● **BRIEF 1**:
Answer these questions from the assignment-operator discussion:
(a) In the implementation of what has the writer used the idiom so far?
(b) What rule of thumb does the discussion give?
(c) If swap() is no-throw, what is true of (a)?
● **BRIEF 2**:
Continue the discussion of assignment-operator idioms with the next part after its final sentence.

● **EXCERPT PROVIDED**:
------------------------------------

So far, I only used it in the implementation of a few
smart-pointers. In that case, the self-assignment test can
be improved to test for equality of values, the destructor
is non-virtual, and the resulting assignment is no-throw.
Moreover, there is no reason to inherit from those
smart-pointers, ever.
If 1) you can be sure that no one will ever derive from the
class, 2) you can be sure that the copy constructor cannot
throw, and 3) you can be sure that anyone modifying the code
is aware of these constraints, and will modify the
assignment operator if they cease to hold, then it's safe.
I've never really seen a case where I feel safe concerning
3, and 1 and 2 generally imply a class so simple that it's
not worth the effort using a dubious idiom.
Rule of thumb: generically (and always, when in doubt), go
with (a).
Only if you can implement a no-throw version of swap.
Well, if swap() is no-throw, then (a) is exception safe. But
even with a possibly throwing swap(), it will still do an
assignment. You just don't get the exception safety for the
assignment.

------------------------------------

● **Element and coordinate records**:
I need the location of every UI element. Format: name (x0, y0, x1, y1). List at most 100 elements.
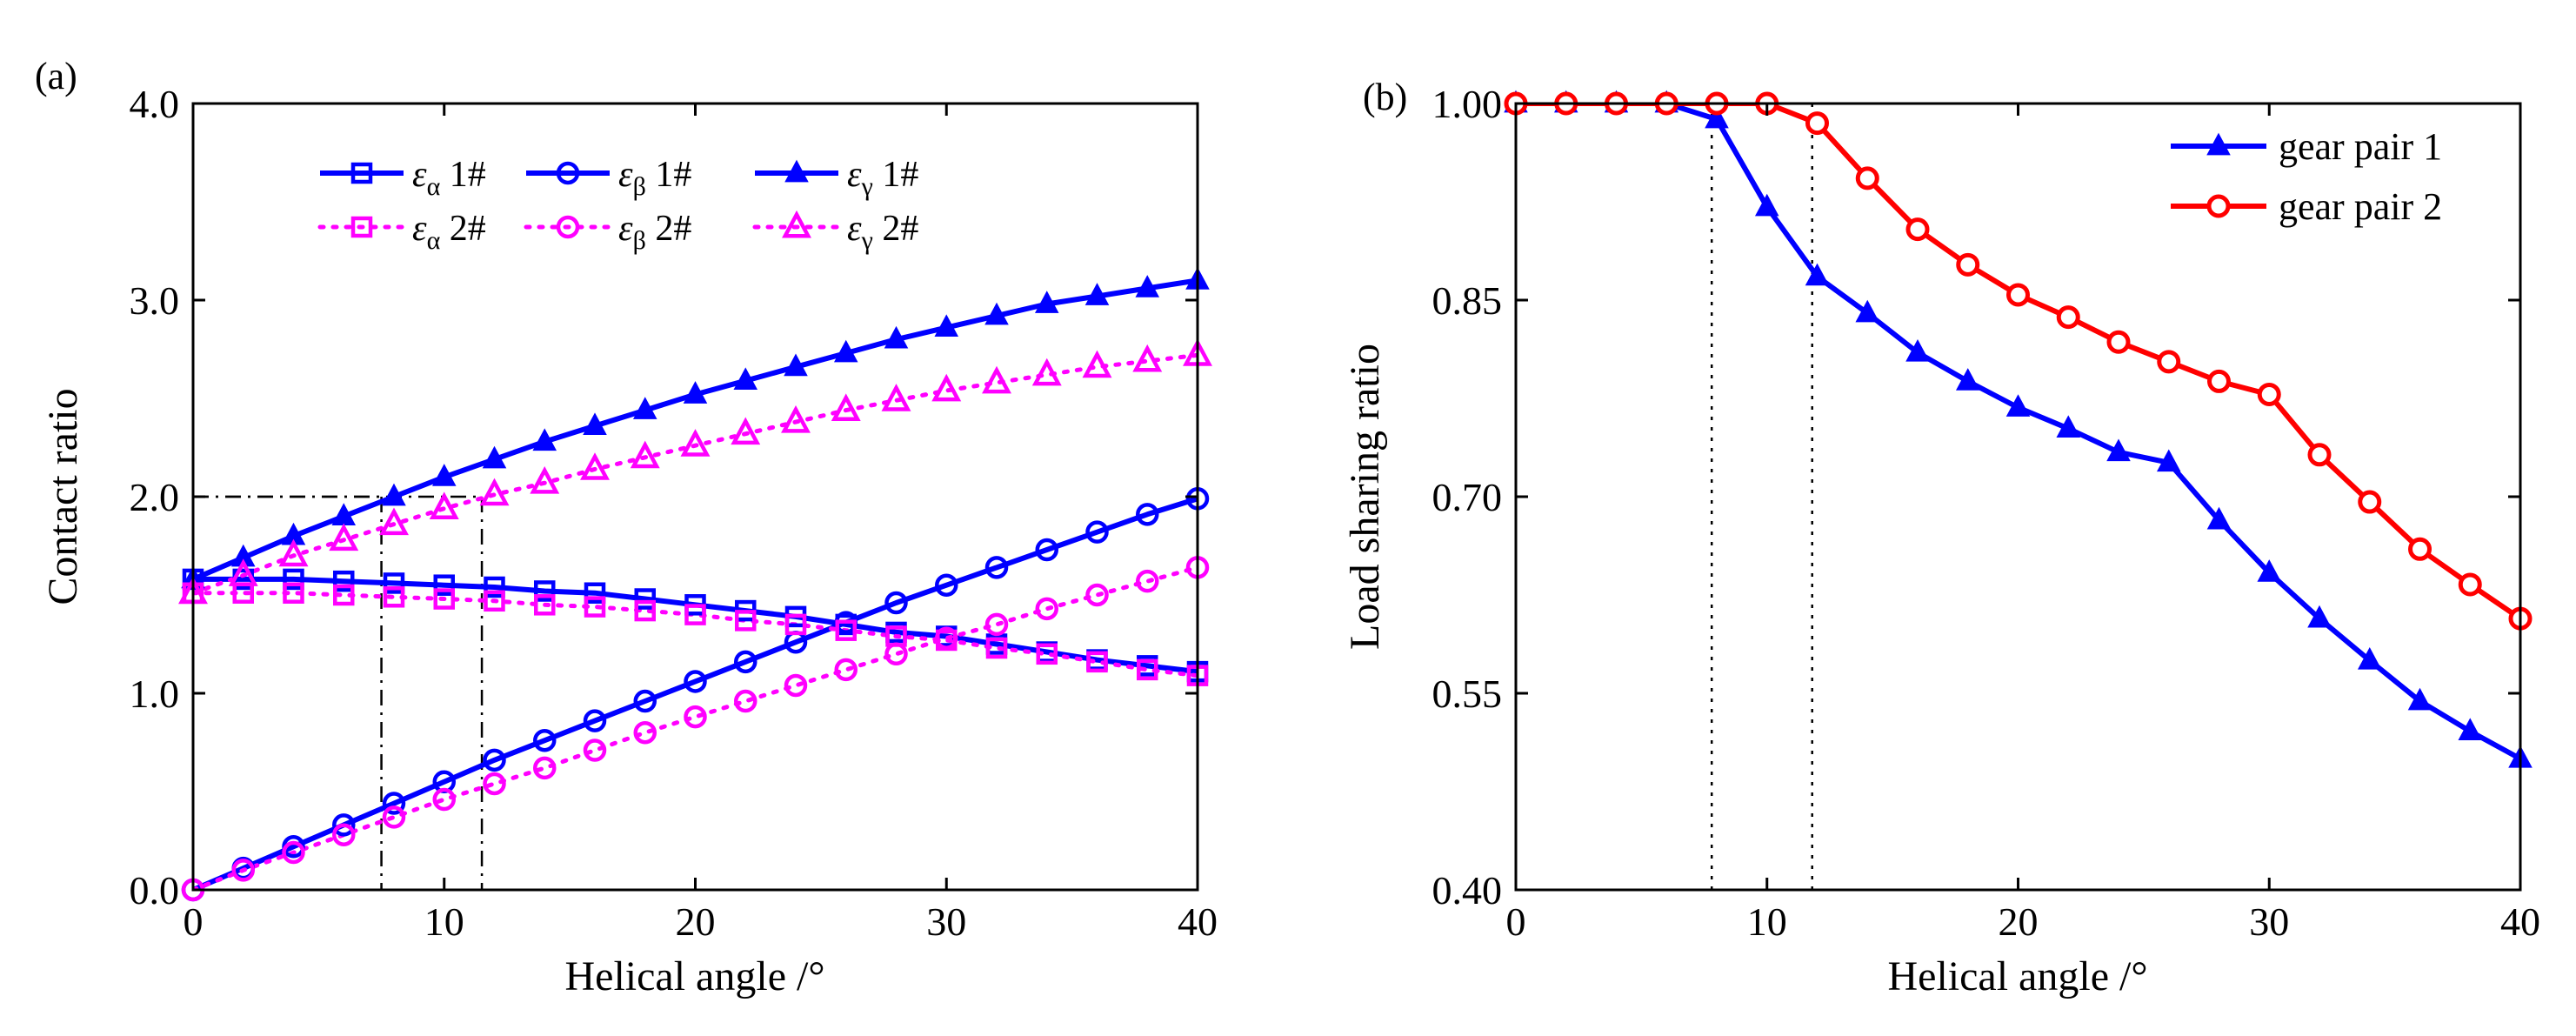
data-point (1085, 520, 1109, 544)
data-point (530, 466, 560, 494)
data-point (479, 478, 510, 506)
legend-marker (782, 210, 811, 238)
data-point (2407, 687, 2433, 711)
series-lines (193, 277, 1198, 890)
data-point (684, 604, 706, 625)
data-point (985, 637, 1008, 659)
legend-marker (350, 162, 373, 184)
data-point (934, 314, 959, 337)
y-tick-label: 0.40 (1432, 868, 1503, 912)
legend-label: εγ 1# (847, 155, 918, 201)
y-tick-label: 4.0 (130, 82, 180, 126)
data-point (1136, 503, 1159, 526)
legend-marker (556, 215, 580, 239)
data-point (982, 365, 1011, 394)
data-point (984, 556, 1009, 579)
data-point (1905, 338, 1930, 362)
data-point (2458, 718, 2483, 741)
y-tick-label: 0.85 (1432, 278, 1503, 323)
data-point (784, 613, 807, 636)
data-point (333, 584, 355, 606)
legend-label: εα 2# (412, 209, 486, 255)
data-point (1137, 658, 1158, 681)
data-point (1082, 350, 1112, 378)
series-markers (178, 267, 1212, 902)
y-tick-labels: 0.0 1.0 2.0 3.0 4.0 (130, 82, 180, 912)
data-point (984, 612, 1009, 637)
legend-label: gear pair 2 (2279, 185, 2442, 228)
data-point (834, 658, 858, 682)
data-point (329, 523, 359, 551)
data-point (1136, 569, 1159, 593)
data-point (2005, 394, 2031, 417)
data-point (684, 705, 707, 729)
panel-label-b: (b) (1363, 76, 1407, 118)
data-point (2206, 506, 2232, 530)
x-tick-labels: 0 10 20 30 40 (1506, 899, 2541, 944)
legend-label: εβ 2# (618, 209, 691, 255)
data-point (2106, 330, 2131, 354)
data-point (584, 596, 606, 618)
data-point (733, 367, 758, 391)
data-point (2358, 490, 2382, 514)
legend-suffix: 1# (873, 155, 919, 195)
legend-marker (784, 159, 809, 183)
data-point (833, 339, 858, 363)
data-point (483, 748, 506, 772)
data-point (1034, 291, 1059, 313)
data-point (1754, 193, 1779, 217)
data-point (1855, 166, 1879, 190)
data-point (1955, 368, 1980, 391)
data-point (483, 772, 506, 796)
data-point (433, 588, 455, 610)
data-point (1036, 643, 1058, 665)
data-point (2207, 369, 2231, 393)
x-axis-label: Helical angle /° (1887, 953, 2147, 999)
series-markers (1504, 90, 2533, 768)
data-point (1855, 299, 1880, 323)
legend-marker (350, 216, 373, 238)
data-point (634, 599, 656, 622)
data-point (332, 823, 356, 846)
legend-marker (2206, 194, 2231, 218)
data-point (282, 840, 305, 865)
legend-symbol: ε (618, 209, 633, 249)
y-tick-labels: 0.40 0.55 0.70 0.85 1.00 (1432, 82, 1503, 912)
data-point (935, 573, 958, 597)
data-point (231, 859, 255, 882)
data-point (2106, 438, 2131, 462)
legend-suffix: 1# (646, 155, 692, 195)
data-point (684, 670, 707, 693)
x-tick-label: 20 (1999, 899, 2039, 944)
data-point (734, 650, 757, 674)
series-line-2 (193, 565, 1198, 890)
data-point (2157, 350, 2181, 374)
data-point (1031, 358, 1062, 386)
legend-label: εγ 2# (847, 209, 918, 255)
panel-label-a: (a) (35, 55, 77, 97)
data-point (583, 739, 607, 762)
data-point (630, 440, 660, 469)
legend-symbol: ε (618, 155, 633, 195)
series-line-gear-pair-2 (1516, 104, 2520, 621)
data-point (2307, 605, 2332, 628)
legend-subscript: γ (861, 226, 873, 255)
data-point (881, 384, 911, 411)
data-point (781, 404, 811, 433)
data-point (431, 464, 457, 486)
data-point (634, 588, 656, 610)
data-point (633, 689, 657, 713)
legend-suffix: 2# (646, 209, 692, 249)
data-point (931, 373, 962, 402)
data-point (429, 491, 459, 520)
data-point (228, 558, 258, 586)
x-tick-label: 10 (424, 899, 464, 944)
data-point (1086, 651, 1108, 673)
data-point (734, 689, 757, 713)
x-axis-label: Helical angle /° (564, 953, 824, 999)
data-point (884, 325, 909, 349)
data-point (532, 428, 557, 451)
data-point (283, 582, 304, 604)
data-point (2307, 443, 2332, 467)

------------------------------------

● **EXERCISE ANSWER 1**:
(a) A few smart-pointers.
(b) Generically, and always when in doubt, go with (a).
(c) It is exception safe.

● **EXERCISE ANSWER 2**:
Nor any other benefits.
What other benefits do you expect from an assignment operator?
I'm talking about the swap idiom: if I use a particular idiom,
it's because I expect some benefit from doing so. If all of the
sub-objects have a no-throw, relativly optimized swap, that's no
problem with the swap idiom because the benefits greatly
outweigh the cost. But if some subclass doesn't implement it,
then I'm not really implementing the swap idiom; I'm
implementing something that looks like it, but that isn't. I'm
confusing the reader (who recognizes the idiom, and assumes
something that isn't true), and I'm likely paying an unnecessary
performance penalty.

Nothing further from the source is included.